### Task to complete
Report how many lines of the listing below include the word "التي". Give nothing but the number.

— start —

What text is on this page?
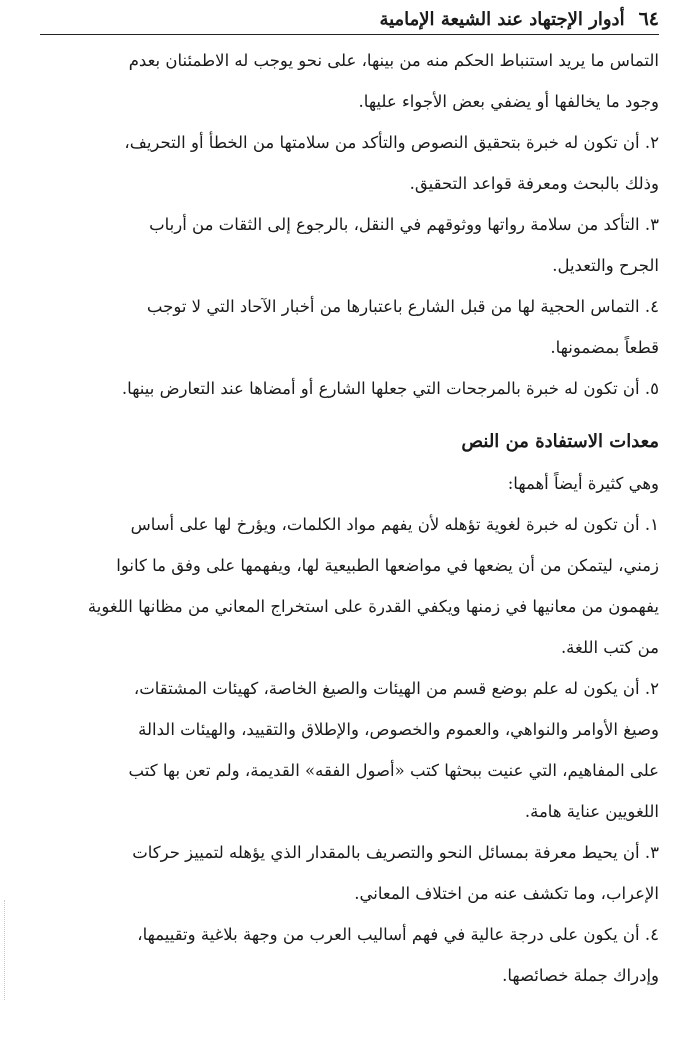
٦٤
أدوار الإجتهاد عند الشيعة الإمامية
التماس ما يريد استنباط الحكم منه من بينها، على نحو يوجب له الاطمئنان بعدم
وجود ما يخالفها أو يضفي بعض الأجواء عليها.
٢. أن تكون له خبرة بتحقيق النصوص والتأكد من سلامتها من الخطأ أو التحريف،
وذلك بالبحث ومعرفة قواعد التحقيق.
٣. التأكد من سلامة رواتها ووثوقهم في النقل، بالرجوع إلى الثقات من أرباب
الجرح والتعديل.
٤. التماس الحجية لها من قبل الشارع باعتبارها من أخبار الآحاد التي لا توجب
قطعاً بمضمونها.
٥. أن تكون له خبرة بالمرجحات التي جعلها الشارع أو أمضاها عند التعارض بينها.
معدات الاستفادة من النص
وهي كثيرة أيضاً أهمها:
١. أن تكون له خبرة لغوية تؤهله لأن يفهم مواد الكلمات، ويؤرخ لها على أساس
زمني، ليتمكن من أن يضعها في مواضعها الطبيعية لها، ويفهمها على وفق ما كانوا
يفهمون من معانيها في زمنها ويكفي القدرة على استخراج المعاني من مظانها اللغوية
من كتب اللغة.
٢. أن يكون له علم بوضع قسم من الهيئات والصيغ الخاصة، كهيئات المشتقات،
وصيغ الأوامر والنواهي، والعموم والخصوص، والإطلاق والتقييد، والهيئات الدالة
على المفاهيم، التي عنيت ببحثها كتب «أصول الفقه» القديمة، ولم تعن بها كتب
اللغويين عناية هامة.
٣. أن يحيط معرفة بمسائل النحو والتصريف بالمقدار الذي يؤهله لتمييز حركات
الإعراب، وما تكشف عنه من اختلاف المعاني.
٤. أن يكون على درجة عالية في فهم أساليب العرب من وجهة بلاغية وتقييمها،
وإدراك جملة خصائصها.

— end —

### Response to this exercise
3